> _What you have to do_:
What follows is a block of records; restate each one word for word.

[Figure data in JSON]
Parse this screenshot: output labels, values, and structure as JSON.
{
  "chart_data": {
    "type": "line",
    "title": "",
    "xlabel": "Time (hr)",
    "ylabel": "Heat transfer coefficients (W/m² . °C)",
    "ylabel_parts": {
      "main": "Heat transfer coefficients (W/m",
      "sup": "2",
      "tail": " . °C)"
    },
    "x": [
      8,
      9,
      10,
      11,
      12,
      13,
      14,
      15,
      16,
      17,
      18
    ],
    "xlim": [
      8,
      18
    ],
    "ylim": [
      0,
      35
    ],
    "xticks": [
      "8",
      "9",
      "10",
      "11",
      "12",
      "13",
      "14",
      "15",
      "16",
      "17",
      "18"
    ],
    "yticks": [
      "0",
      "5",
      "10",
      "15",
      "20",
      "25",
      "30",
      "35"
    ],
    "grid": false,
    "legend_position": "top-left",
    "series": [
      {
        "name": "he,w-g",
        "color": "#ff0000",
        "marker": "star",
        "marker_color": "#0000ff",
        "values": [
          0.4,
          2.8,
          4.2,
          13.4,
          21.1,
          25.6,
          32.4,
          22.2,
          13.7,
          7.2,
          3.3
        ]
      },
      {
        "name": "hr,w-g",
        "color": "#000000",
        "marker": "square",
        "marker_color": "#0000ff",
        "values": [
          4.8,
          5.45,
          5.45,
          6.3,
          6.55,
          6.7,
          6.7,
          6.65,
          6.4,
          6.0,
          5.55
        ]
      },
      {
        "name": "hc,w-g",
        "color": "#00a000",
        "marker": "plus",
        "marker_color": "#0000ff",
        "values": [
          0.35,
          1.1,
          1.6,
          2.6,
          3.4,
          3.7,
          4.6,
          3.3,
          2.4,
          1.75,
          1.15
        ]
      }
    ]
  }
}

> _Answer to the task_:
Parse this screenshot: output labels, values, and structure as JSON.
{
  "chart_data": {
    "type": "line",
    "title": "",
    "xlabel": "Time (hr)",
    "ylabel": "Heat transfer coefficients (W/m² . °C)",
    "ylabel_parts": {
      "main": "Heat transfer coefficients (W/m",
      "sup": "2",
      "tail": " . °C)"
    },
    "x": [
      8,
      9,
      10,
      11,
      12,
      13,
      14,
      15,
      16,
      17,
      18
    ],
    "xlim": [
      8,
      18
    ],
    "ylim": [
      0,
      35
    ],
    "xticks": [
      "8",
      "9",
      "10",
      "11",
      "12",
      "13",
      "14",
      "15",
      "16",
      "17",
      "18"
    ],
    "yticks": [
      "0",
      "5",
      "10",
      "15",
      "20",
      "25",
      "30",
      "35"
    ],
    "grid": false,
    "legend_position": "top-left",
    "series": [
      {
        "name": "he,w-g",
        "color": "#ff0000",
        "marker": "star",
        "marker_color": "#0000ff",
        "values": [
          0.4,
          2.8,
          4.2,
          13.4,
          21.1,
          25.6,
          32.4,
          22.2,
          13.7,
          7.2,
          3.3
        ]
      },
      {
        "name": "hr,w-g",
        "color": "#000000",
        "marker": "square",
        "marker_color": "#0000ff",
        "values": [
          4.8,
          5.45,
          5.45,
          6.3,
          6.55,
          6.7,
          6.7,
          6.65,
          6.4,
          6.0,
          5.55
        ]
      },
      {
        "name": "hc,w-g",
        "color": "#00a000",
        "marker": "plus",
        "marker_color": "#0000ff",
        "values": [
          0.35,
          1.1,
          1.6,
          2.6,
          3.4,
          3.7,
          4.6,
          3.3,
          2.4,
          1.75,
          1.15
        ]
      }
    ]
  }
}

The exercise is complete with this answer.